:: To be done ::
Return every record verbatim.

— Begin Information given —

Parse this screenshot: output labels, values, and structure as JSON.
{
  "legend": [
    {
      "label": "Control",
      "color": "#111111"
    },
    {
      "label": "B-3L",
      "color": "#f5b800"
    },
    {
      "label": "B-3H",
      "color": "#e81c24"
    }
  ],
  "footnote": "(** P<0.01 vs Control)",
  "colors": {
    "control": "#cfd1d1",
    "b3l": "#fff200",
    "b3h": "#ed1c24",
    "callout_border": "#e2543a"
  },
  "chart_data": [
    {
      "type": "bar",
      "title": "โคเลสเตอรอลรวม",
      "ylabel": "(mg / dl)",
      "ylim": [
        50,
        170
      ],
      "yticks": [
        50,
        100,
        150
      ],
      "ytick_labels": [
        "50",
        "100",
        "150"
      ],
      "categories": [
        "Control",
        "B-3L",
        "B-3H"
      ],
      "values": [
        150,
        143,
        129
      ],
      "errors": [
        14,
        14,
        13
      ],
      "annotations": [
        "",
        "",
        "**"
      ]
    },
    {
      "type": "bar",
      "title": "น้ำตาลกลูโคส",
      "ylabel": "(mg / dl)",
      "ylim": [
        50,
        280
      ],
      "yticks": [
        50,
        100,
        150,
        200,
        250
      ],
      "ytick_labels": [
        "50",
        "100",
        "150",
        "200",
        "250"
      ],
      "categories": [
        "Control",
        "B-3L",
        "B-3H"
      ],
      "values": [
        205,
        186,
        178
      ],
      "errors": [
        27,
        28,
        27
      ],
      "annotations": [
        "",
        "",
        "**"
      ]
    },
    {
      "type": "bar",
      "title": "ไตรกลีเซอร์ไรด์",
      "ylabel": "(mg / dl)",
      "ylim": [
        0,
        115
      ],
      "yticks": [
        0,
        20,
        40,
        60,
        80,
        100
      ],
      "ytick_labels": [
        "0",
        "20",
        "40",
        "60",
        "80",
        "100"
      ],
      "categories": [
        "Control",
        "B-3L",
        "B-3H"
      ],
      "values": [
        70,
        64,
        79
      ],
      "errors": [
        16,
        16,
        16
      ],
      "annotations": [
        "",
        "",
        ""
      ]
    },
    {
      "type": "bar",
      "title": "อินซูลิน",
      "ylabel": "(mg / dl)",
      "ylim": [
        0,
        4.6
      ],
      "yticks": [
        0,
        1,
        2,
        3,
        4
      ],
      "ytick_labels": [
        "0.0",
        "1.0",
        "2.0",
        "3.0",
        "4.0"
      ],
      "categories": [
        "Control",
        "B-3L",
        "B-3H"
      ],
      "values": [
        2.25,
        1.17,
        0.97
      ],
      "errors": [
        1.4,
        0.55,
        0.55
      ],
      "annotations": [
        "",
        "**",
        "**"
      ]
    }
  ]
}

— End Information given —

:: The reply ::
Parse this screenshot: output labels, values, and structure as JSON.
{
  "legend": [
    {
      "label": "Control",
      "color": "#111111"
    },
    {
      "label": "B-3L",
      "color": "#f5b800"
    },
    {
      "label": "B-3H",
      "color": "#e81c24"
    }
  ],
  "footnote": "(** P<0.01 vs Control)",
  "colors": {
    "control": "#cfd1d1",
    "b3l": "#fff200",
    "b3h": "#ed1c24",
    "callout_border": "#e2543a"
  },
  "chart_data": [
    {
      "type": "bar",
      "title": "โคเลสเตอรอลรวม",
      "ylabel": "(mg / dl)",
      "ylim": [
        50,
        170
      ],
      "yticks": [
        50,
        100,
        150
      ],
      "ytick_labels": [
        "50",
        "100",
        "150"
      ],
      "categories": [
        "Control",
        "B-3L",
        "B-3H"
      ],
      "values": [
        150,
        143,
        129
      ],
      "errors": [
        14,
        14,
        13
      ],
      "annotations": [
        "",
        "",
        "**"
      ]
    },
    {
      "type": "bar",
      "title": "น้ำตาลกลูโคส",
      "ylabel": "(mg / dl)",
      "ylim": [
        50,
        280
      ],
      "yticks": [
        50,
        100,
        150,
        200,
        250
      ],
      "ytick_labels": [
        "50",
        "100",
        "150",
        "200",
        "250"
      ],
      "categories": [
        "Control",
        "B-3L",
        "B-3H"
      ],
      "values": [
        205,
        186,
        178
      ],
      "errors": [
        27,
        28,
        27
      ],
      "annotations": [
        "",
        "",
        "**"
      ]
    },
    {
      "type": "bar",
      "title": "ไตรกลีเซอร์ไรด์",
      "ylabel": "(mg / dl)",
      "ylim": [
        0,
        115
      ],
      "yticks": [
        0,
        20,
        40,
        60,
        80,
        100
      ],
      "ytick_labels": [
        "0",
        "20",
        "40",
        "60",
        "80",
        "100"
      ],
      "categories": [
        "Control",
        "B-3L",
        "B-3H"
      ],
      "values": [
        70,
        64,
        79
      ],
      "errors": [
        16,
        16,
        16
      ],
      "annotations": [
        "",
        "",
        ""
      ]
    },
    {
      "type": "bar",
      "title": "อินซูลิน",
      "ylabel": "(mg / dl)",
      "ylim": [
        0,
        4.6
      ],
      "yticks": [
        0,
        1,
        2,
        3,
        4
      ],
      "ytick_labels": [
        "0.0",
        "1.0",
        "2.0",
        "3.0",
        "4.0"
      ],
      "categories": [
        "Control",
        "B-3L",
        "B-3H"
      ],
      "values": [
        2.25,
        1.17,
        0.97
      ],
      "errors": [
        1.4,
        0.55,
        0.55
      ],
      "annotations": [
        "",
        "**",
        "**"
      ]
    }
  ]
}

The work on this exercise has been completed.